Listed entries:
================
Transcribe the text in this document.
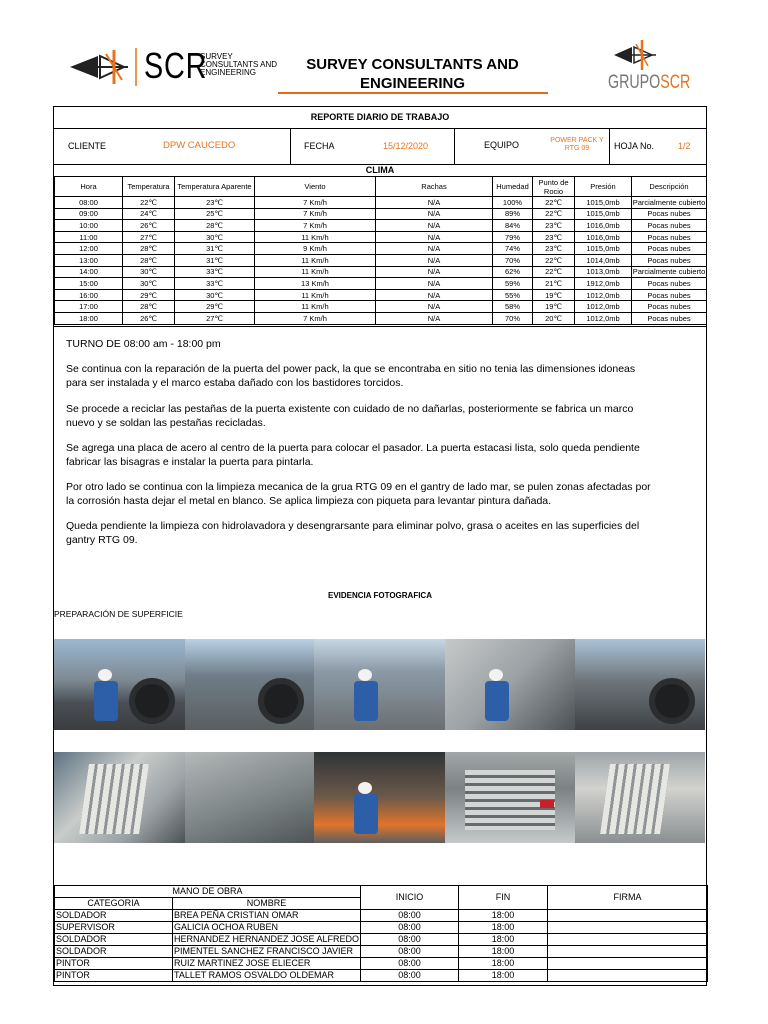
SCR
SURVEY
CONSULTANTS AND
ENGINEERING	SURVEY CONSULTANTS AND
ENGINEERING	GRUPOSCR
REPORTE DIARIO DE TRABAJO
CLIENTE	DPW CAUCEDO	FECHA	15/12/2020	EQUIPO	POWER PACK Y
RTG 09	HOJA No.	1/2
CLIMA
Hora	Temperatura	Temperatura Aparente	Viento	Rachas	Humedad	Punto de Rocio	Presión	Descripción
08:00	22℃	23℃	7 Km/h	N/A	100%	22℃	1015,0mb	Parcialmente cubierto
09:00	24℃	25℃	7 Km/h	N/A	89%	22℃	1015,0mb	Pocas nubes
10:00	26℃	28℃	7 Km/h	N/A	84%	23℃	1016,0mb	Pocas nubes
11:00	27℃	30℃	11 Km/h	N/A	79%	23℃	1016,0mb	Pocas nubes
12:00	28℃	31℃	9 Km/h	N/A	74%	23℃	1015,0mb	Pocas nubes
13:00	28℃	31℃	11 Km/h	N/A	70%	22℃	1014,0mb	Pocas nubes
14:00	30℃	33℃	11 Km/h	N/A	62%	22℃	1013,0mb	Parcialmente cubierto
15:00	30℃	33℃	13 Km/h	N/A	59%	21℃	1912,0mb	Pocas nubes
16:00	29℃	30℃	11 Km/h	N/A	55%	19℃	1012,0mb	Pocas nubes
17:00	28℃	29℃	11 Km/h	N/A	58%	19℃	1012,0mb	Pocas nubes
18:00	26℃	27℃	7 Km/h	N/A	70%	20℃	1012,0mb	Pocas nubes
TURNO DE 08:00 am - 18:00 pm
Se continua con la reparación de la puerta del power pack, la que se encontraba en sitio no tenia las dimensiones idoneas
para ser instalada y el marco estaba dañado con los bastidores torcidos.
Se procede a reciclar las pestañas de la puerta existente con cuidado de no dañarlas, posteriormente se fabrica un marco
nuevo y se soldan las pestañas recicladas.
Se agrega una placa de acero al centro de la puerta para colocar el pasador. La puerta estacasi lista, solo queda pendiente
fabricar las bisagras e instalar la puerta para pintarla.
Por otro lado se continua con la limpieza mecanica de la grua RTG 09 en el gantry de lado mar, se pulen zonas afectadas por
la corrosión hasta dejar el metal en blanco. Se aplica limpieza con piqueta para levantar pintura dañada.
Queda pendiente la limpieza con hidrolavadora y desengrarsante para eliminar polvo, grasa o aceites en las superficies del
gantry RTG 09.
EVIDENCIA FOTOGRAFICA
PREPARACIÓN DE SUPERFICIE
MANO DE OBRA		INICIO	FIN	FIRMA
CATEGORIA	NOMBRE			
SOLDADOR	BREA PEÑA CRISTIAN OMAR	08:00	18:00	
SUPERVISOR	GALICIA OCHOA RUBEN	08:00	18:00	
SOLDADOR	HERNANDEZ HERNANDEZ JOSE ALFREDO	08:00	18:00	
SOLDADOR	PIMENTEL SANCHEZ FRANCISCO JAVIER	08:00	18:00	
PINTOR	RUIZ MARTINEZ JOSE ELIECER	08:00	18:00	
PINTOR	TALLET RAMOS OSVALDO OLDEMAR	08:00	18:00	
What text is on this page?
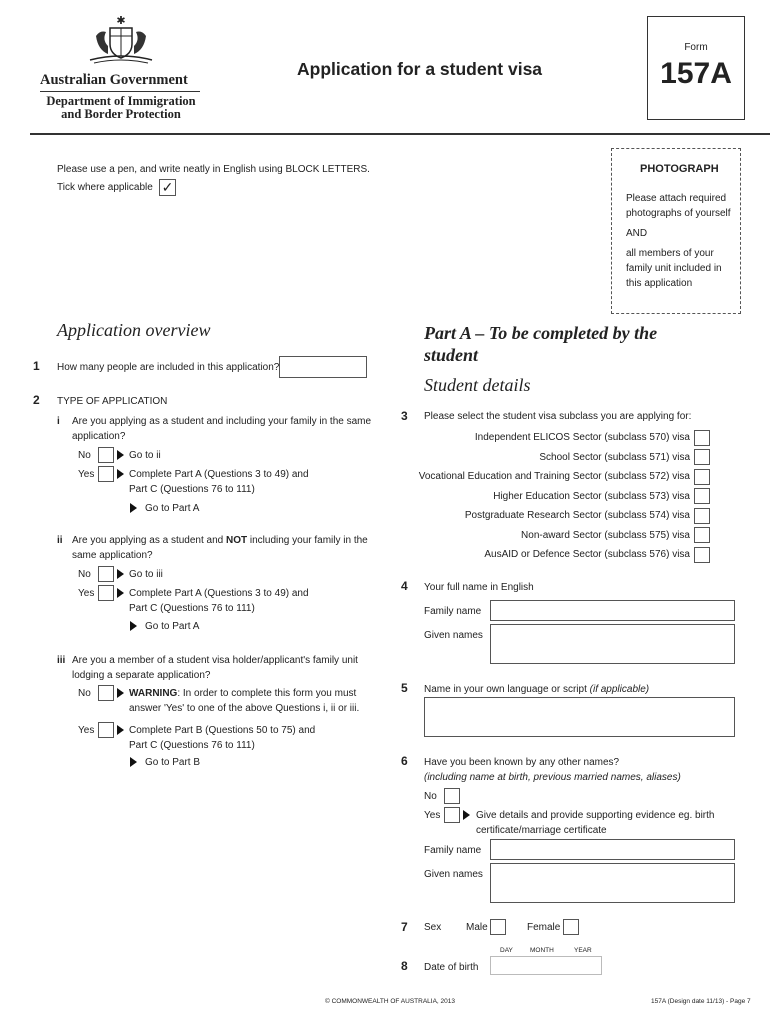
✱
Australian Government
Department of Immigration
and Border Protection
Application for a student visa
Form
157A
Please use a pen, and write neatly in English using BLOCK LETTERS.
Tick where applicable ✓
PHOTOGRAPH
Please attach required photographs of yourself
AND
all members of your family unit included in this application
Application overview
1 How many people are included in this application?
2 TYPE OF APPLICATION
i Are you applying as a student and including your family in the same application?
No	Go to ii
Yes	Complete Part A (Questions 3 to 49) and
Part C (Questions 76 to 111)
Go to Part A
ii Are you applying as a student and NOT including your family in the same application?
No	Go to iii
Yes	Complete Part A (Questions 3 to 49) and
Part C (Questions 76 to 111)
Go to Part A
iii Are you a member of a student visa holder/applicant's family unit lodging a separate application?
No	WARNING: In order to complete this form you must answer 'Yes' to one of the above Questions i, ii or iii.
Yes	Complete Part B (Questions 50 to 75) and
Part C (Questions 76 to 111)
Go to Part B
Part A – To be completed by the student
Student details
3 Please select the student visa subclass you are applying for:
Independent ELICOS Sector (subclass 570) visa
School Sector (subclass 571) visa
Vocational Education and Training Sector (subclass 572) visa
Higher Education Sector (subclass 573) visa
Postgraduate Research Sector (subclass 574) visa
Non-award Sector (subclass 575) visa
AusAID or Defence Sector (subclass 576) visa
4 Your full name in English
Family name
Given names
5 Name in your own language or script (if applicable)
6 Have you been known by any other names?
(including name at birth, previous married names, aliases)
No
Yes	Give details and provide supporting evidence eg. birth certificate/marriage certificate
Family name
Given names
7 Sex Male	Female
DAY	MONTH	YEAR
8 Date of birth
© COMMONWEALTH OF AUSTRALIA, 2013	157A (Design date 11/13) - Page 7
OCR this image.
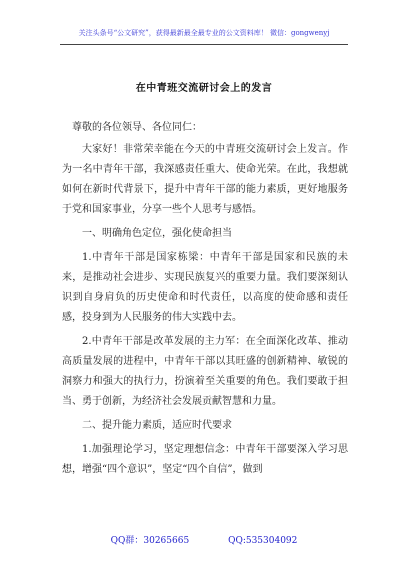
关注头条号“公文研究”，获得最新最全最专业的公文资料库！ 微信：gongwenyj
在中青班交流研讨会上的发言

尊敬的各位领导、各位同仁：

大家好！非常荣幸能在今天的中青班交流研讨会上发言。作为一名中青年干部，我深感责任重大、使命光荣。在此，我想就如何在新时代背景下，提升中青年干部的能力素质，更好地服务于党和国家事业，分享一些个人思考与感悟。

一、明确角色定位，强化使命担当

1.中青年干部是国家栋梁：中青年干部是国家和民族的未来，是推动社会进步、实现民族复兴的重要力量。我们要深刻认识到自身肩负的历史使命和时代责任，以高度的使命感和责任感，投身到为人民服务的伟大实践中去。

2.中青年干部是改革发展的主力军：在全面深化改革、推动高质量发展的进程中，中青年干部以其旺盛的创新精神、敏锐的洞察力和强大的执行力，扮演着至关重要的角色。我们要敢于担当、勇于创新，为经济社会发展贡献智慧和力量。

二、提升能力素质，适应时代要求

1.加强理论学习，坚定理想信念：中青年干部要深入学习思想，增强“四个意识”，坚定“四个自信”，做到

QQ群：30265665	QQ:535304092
================
Retype the records exactly. Any image in them should not appear in what you write.

Task result:
Transcribe the text in this document.
SCR
SURVEY
CONSULTANTS AND
ENGINEERING	SURVEY CONSULTANTS AND
ENGINEERING	GRUPOSCR
REPORTE DIARIO DE TRABAJO
CLIENTE	DPW CAUCEDO	FECHA	15/12/2020	EQUIPO	POWER PACK Y
RTG 09	HOJA No.	1/2
CLIMA
Hora	Temperatura	Temperatura Aparente	Viento	Rachas	Humedad	Punto de Rocio	Presión	Descripción
08:00	22℃	23℃	7 Km/h	N/A	100%	22℃	1015,0mb	Parcialmente cubierto
09:00	24℃	25℃	7 Km/h	N/A	89%	22℃	1015,0mb	Pocas nubes
10:00	26℃	28℃	7 Km/h	N/A	84%	23℃	1016,0mb	Pocas nubes
11:00	27℃	30℃	11 Km/h	N/A	79%	23℃	1016,0mb	Pocas nubes
12:00	28℃	31℃	9 Km/h	N/A	74%	23℃	1015,0mb	Pocas nubes
13:00	28℃	31℃	11 Km/h	N/A	70%	22℃	1014,0mb	Pocas nubes
14:00	30℃	33℃	11 Km/h	N/A	62%	22℃	1013,0mb	Parcialmente cubierto
15:00	30℃	33℃	13 Km/h	N/A	59%	21℃	1912,0mb	Pocas nubes
16:00	29℃	30℃	11 Km/h	N/A	55%	19℃	1012,0mb	Pocas nubes
17:00	28℃	29℃	11 Km/h	N/A	58%	19℃	1012,0mb	Pocas nubes
18:00	26℃	27℃	7 Km/h	N/A	70%	20℃	1012,0mb	Pocas nubes
TURNO DE 08:00 am - 18:00 pm
Se continua con la reparación de la puerta del power pack, la que se encontraba en sitio no tenia las dimensiones idoneas
para ser instalada y el marco estaba dañado con los bastidores torcidos.
Se procede a reciclar las pestañas de la puerta existente con cuidado de no dañarlas, posteriormente se fabrica un marco
nuevo y se soldan las pestañas recicladas.
Se agrega una placa de acero al centro de la puerta para colocar el pasador. La puerta estacasi lista, solo queda pendiente
fabricar las bisagras e instalar la puerta para pintarla.
Por otro lado se continua con la limpieza mecanica de la grua RTG 09 en el gantry de lado mar, se pulen zonas afectadas por
la corrosión hasta dejar el metal en blanco. Se aplica limpieza con piqueta para levantar pintura dañada.
Queda pendiente la limpieza con hidrolavadora y desengrarsante para eliminar polvo, grasa o aceites en las superficies del
gantry RTG 09.
EVIDENCIA FOTOGRAFICA
PREPARACIÓN DE SUPERFICIE
MANO DE OBRA		INICIO	FIN	FIRMA
CATEGORIA	NOMBRE			
SOLDADOR	BREA PEÑA CRISTIAN OMAR	08:00	18:00	
SUPERVISOR	GALICIA OCHOA RUBEN	08:00	18:00	
SOLDADOR	HERNANDEZ HERNANDEZ JOSE ALFREDO	08:00	18:00	
SOLDADOR	PIMENTEL SANCHEZ FRANCISCO JAVIER	08:00	18:00	
PINTOR	RUIZ MARTINEZ JOSE ELIECER	08:00	18:00	
PINTOR	TALLET RAMOS OSVALDO OLDEMAR	08:00	18:00	
What text is on this page?
✱
Australian Government
Department of Immigration
and Border Protection
Application for a student visa
Form
157A
Please use a pen, and write neatly in English using BLOCK LETTERS.
Tick where applicable ✓
PHOTOGRAPH
Please attach required photographs of yourself
AND
all members of your family unit included in this application
Application overview
1 How many people are included in this application?
2 TYPE OF APPLICATION
i Are you applying as a student and including your family in the same application?
No	Go to ii
Yes	Complete Part A (Questions 3 to 49) and
Part C (Questions 76 to 111)
Go to Part A
ii Are you applying as a student and NOT including your family in the same application?
No	Go to iii
Yes	Complete Part A (Questions 3 to 49) and
Part C (Questions 76 to 111)
Go to Part A
iii Are you a member of a student visa holder/applicant's family unit lodging a separate application?
No	WARNING: In order to complete this form you must answer 'Yes' to one of the above Questions i, ii or iii.
Yes	Complete Part B (Questions 50 to 75) and
Part C (Questions 76 to 111)
Go to Part B
Part A – To be completed by the student
Student details
3 Please select the student visa subclass you are applying for:
Independent ELICOS Sector (subclass 570) visa
School Sector (subclass 571) visa
Vocational Education and Training Sector (subclass 572) visa
Higher Education Sector (subclass 573) visa
Postgraduate Research Sector (subclass 574) visa
Non-award Sector (subclass 575) visa
AusAID or Defence Sector (subclass 576) visa
4 Your full name in English
Family name
Given names
5 Name in your own language or script (if applicable)
6 Have you been known by any other names?
(including name at birth, previous married names, aliases)
No
Yes	Give details and provide supporting evidence eg. birth certificate/marriage certificate
Family name
Given names
7 Sex Male	Female
DAY	MONTH	YEAR
8 Date of birth
© COMMONWEALTH OF AUSTRALIA, 2013	157A (Design date 11/13) - Page 7
OCR this image.
关注头条号“公文研究”，获得最新最全最专业的公文资料库！ 微信：gongwenyj
在中青班交流研讨会上的发言

尊敬的各位领导、各位同仁：

大家好！非常荣幸能在今天的中青班交流研讨会上发言。作为一名中青年干部，我深感责任重大、使命光荣。在此，我想就如何在新时代背景下，提升中青年干部的能力素质，更好地服务于党和国家事业，分享一些个人思考与感悟。

一、明确角色定位，强化使命担当

1.中青年干部是国家栋梁：中青年干部是国家和民族的未来，是推动社会进步、实现民族复兴的重要力量。我们要深刻认识到自身肩负的历史使命和时代责任，以高度的使命感和责任感，投身到为人民服务的伟大实践中去。

2.中青年干部是改革发展的主力军：在全面深化改革、推动高质量发展的进程中，中青年干部以其旺盛的创新精神、敏锐的洞察力和强大的执行力，扮演着至关重要的角色。我们要敢于担当、勇于创新，为经济社会发展贡献智慧和力量。

二、提升能力素质，适应时代要求

1.加强理论学习，坚定理想信念：中青年干部要深入学习思想，增强“四个意识”，坚定“四个自信”，做到

QQ群：30265665	QQ:535304092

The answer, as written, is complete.